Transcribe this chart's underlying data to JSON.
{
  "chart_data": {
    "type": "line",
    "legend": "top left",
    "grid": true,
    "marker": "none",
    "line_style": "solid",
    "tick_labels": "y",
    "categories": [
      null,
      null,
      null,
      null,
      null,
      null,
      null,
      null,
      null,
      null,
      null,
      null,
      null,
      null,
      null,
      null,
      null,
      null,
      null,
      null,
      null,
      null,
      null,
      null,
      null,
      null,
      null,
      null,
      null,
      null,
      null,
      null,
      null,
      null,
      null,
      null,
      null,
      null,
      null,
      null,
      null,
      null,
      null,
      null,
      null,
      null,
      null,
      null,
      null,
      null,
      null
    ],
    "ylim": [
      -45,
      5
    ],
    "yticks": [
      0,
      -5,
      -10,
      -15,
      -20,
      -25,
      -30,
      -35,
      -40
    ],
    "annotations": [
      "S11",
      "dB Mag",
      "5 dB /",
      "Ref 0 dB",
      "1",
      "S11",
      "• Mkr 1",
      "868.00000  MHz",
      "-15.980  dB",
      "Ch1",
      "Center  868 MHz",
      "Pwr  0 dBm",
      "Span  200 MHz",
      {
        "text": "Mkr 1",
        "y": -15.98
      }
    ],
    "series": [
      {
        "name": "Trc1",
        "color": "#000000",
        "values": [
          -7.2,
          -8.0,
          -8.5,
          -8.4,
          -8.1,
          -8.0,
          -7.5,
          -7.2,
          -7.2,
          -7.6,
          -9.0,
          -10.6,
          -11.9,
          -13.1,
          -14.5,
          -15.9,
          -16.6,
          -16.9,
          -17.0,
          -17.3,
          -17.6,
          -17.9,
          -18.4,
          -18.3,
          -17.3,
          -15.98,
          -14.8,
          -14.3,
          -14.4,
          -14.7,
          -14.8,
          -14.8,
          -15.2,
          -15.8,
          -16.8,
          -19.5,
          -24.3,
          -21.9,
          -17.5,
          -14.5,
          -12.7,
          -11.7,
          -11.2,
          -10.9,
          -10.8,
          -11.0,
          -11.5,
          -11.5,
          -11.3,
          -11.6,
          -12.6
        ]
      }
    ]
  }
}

> _Task requirements_
Return the entries above exactly as they appear.

> _Complete answer_
Transcribe this chart's underlying data to JSON.
{
  "chart_data": {
    "type": "line",
    "legend": "top left",
    "grid": true,
    "marker": "none",
    "line_style": "solid",
    "tick_labels": "y",
    "categories": [
      null,
      null,
      null,
      null,
      null,
      null,
      null,
      null,
      null,
      null,
      null,
      null,
      null,
      null,
      null,
      null,
      null,
      null,
      null,
      null,
      null,
      null,
      null,
      null,
      null,
      null,
      null,
      null,
      null,
      null,
      null,
      null,
      null,
      null,
      null,
      null,
      null,
      null,
      null,
      null,
      null,
      null,
      null,
      null,
      null,
      null,
      null,
      null,
      null,
      null,
      null
    ],
    "ylim": [
      -45,
      5
    ],
    "yticks": [
      0,
      -5,
      -10,
      -15,
      -20,
      -25,
      -30,
      -35,
      -40
    ],
    "annotations": [
      "S11",
      "dB Mag",
      "5 dB /",
      "Ref 0 dB",
      "1",
      "S11",
      "• Mkr 1",
      "868.00000  MHz",
      "-15.980  dB",
      "Ch1",
      "Center  868 MHz",
      "Pwr  0 dBm",
      "Span  200 MHz",
      {
        "text": "Mkr 1",
        "y": -15.98
      }
    ],
    "series": [
      {
        "name": "Trc1",
        "color": "#000000",
        "values": [
          -7.2,
          -8.0,
          -8.5,
          -8.4,
          -8.1,
          -8.0,
          -7.5,
          -7.2,
          -7.2,
          -7.6,
          -9.0,
          -10.6,
          -11.9,
          -13.1,
          -14.5,
          -15.9,
          -16.6,
          -16.9,
          -17.0,
          -17.3,
          -17.6,
          -17.9,
          -18.4,
          -18.3,
          -17.3,
          -15.98,
          -14.8,
          -14.3,
          -14.4,
          -14.7,
          -14.8,
          -14.8,
          -15.2,
          -15.8,
          -16.8,
          -19.5,
          -24.3,
          -21.9,
          -17.5,
          -14.5,
          -12.7,
          -11.7,
          -11.2,
          -10.9,
          -10.8,
          -11.0,
          -11.5,
          -11.5,
          -11.3,
          -11.6,
          -12.6
        ]
      }
    ]
  }
}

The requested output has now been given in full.